### EXERCISE DIRECTIONS
Determine which lines of the records include the word "Hamas", and copy them.

-- Begin RECORDS FOR PROCESSING --

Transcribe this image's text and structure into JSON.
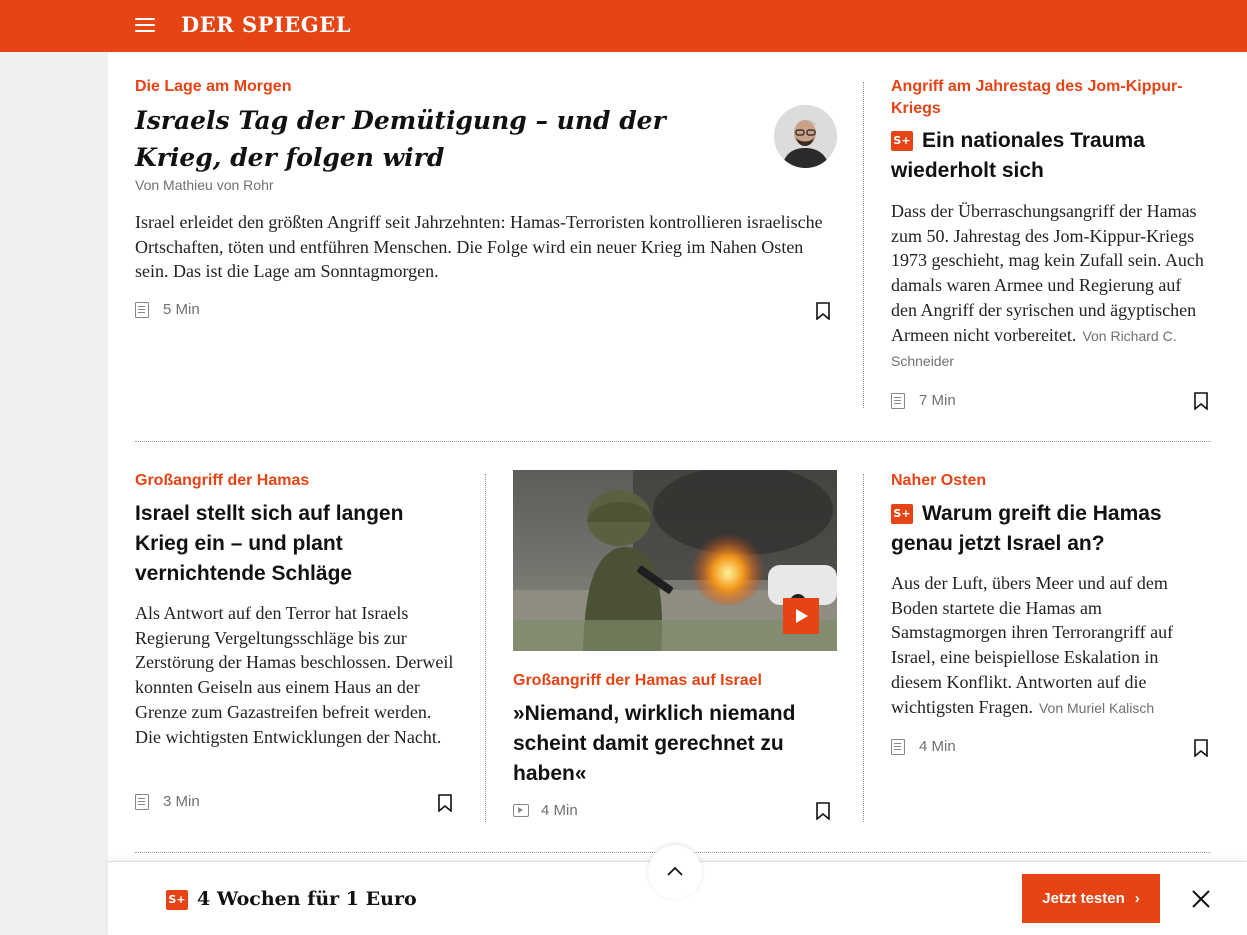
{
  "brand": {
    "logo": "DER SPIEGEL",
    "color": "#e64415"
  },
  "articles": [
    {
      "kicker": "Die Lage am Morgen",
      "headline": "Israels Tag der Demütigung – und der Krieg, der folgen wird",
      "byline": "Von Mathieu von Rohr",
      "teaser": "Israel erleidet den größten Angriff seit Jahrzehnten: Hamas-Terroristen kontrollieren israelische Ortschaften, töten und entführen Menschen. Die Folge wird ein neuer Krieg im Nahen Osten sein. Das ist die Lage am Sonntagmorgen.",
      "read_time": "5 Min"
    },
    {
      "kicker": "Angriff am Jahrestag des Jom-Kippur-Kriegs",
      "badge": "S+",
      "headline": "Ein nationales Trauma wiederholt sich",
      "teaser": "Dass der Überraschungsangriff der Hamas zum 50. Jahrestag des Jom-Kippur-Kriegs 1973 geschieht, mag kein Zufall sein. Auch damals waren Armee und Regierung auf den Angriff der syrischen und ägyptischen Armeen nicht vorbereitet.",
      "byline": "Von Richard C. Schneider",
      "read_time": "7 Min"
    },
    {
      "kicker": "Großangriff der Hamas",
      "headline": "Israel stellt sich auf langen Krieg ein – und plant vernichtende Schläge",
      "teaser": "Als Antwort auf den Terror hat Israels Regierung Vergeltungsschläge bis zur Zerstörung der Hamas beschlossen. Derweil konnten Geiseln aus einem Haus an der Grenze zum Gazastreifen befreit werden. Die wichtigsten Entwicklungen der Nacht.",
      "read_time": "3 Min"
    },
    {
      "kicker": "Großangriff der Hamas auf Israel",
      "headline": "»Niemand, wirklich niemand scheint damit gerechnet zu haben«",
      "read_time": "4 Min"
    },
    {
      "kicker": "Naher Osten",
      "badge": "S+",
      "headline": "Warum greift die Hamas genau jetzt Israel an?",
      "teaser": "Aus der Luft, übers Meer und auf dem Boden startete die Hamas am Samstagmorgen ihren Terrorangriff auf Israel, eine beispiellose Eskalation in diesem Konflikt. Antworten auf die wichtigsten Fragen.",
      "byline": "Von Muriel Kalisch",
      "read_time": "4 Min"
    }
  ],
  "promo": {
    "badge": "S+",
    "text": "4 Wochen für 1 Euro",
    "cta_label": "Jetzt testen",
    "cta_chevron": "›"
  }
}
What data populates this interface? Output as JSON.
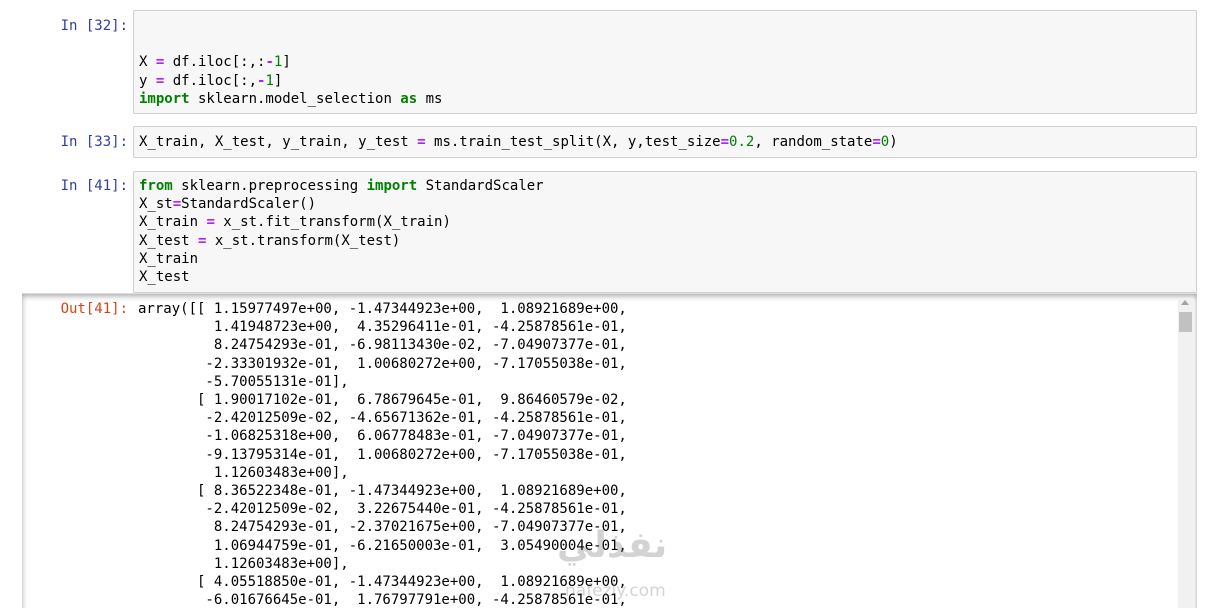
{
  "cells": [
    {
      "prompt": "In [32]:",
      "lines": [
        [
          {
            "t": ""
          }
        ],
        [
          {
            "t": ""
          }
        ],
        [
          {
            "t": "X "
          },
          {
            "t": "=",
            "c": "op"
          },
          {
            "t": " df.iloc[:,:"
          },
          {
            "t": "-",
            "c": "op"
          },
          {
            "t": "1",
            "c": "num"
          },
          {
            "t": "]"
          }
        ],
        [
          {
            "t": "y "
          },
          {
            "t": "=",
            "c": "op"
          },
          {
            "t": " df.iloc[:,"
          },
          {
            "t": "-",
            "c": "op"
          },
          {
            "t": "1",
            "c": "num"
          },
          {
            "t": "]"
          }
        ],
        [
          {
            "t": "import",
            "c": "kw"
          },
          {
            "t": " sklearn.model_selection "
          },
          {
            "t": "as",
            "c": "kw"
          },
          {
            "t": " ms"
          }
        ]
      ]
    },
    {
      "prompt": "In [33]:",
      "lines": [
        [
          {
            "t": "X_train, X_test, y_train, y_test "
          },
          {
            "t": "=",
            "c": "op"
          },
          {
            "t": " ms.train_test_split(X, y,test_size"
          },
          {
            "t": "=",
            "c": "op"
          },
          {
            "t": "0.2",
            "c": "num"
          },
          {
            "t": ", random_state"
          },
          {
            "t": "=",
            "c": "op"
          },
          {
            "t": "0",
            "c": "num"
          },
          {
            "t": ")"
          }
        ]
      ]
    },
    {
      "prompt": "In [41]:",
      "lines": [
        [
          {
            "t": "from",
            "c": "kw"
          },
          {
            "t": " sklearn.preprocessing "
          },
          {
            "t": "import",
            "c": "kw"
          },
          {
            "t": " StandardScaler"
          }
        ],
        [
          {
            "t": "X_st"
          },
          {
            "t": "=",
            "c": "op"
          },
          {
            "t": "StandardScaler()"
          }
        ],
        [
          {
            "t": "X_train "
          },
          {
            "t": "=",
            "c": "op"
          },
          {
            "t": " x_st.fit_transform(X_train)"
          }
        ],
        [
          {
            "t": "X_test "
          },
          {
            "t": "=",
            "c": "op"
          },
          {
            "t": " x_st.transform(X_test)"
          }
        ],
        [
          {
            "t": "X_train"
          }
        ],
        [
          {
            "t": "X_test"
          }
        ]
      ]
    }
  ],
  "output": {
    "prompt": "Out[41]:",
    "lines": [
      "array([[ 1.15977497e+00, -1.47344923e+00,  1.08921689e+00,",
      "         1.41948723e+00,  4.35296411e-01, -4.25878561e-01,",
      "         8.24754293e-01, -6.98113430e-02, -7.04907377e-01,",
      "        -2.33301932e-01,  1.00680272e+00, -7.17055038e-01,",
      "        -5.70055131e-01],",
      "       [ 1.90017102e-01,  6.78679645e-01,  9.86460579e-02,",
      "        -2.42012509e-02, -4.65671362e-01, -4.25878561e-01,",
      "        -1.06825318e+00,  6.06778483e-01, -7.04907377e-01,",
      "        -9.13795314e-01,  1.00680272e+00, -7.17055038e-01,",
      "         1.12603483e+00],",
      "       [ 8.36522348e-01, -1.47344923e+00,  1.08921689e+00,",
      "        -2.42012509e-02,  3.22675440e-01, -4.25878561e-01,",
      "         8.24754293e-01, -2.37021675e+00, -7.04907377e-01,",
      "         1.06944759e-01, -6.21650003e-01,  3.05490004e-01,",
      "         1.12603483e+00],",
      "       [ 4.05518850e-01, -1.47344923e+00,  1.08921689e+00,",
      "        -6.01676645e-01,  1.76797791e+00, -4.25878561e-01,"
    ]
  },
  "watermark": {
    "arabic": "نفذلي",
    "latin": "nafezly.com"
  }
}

-- End RECORDS FOR PROCESSING --

### WRITTEN ANSWER
      "teaser": "Israel erleidet den größten Angriff seit Jahrzehnten: Hamas-Terroristen kontrollieren israelische Ortschaften, töten und entführen Menschen. Die Folge wird ein neuer Krieg im Nahen Osten sein. Das ist die Lage am Sonntagmorgen.",
      "teaser": "Dass der Überraschungsangriff der Hamas zum 50. Jahrestag des Jom-Kippur-Kriegs 1973 geschieht, mag kein Zufall sein. Auch damals waren Armee und Regierung auf den Angriff der syrischen und ägyptischen Armeen nicht vorbereitet.",
      "kicker": "Großangriff der Hamas",
      "teaser": "Als Antwort auf den Terror hat Israels Regierung Vergeltungsschläge bis zur Zerstörung der Hamas beschlossen. Derweil konnten Geiseln aus einem Haus an der Grenze zum Gazastreifen befreit werden. Die wichtigsten Entwicklungen der Nacht.",
      "kicker": "Großangriff der Hamas auf Israel",
      "headline": "Warum greift die Hamas genau jetzt Israel an?",
      "teaser": "Aus der Luft, übers Meer und auf dem Boden startete die Hamas am Samstagmorgen ihren Terrorangriff auf Israel, eine beispiellose Eskalation in diesem Konflikt. Antworten auf die wichtigsten Fragen.",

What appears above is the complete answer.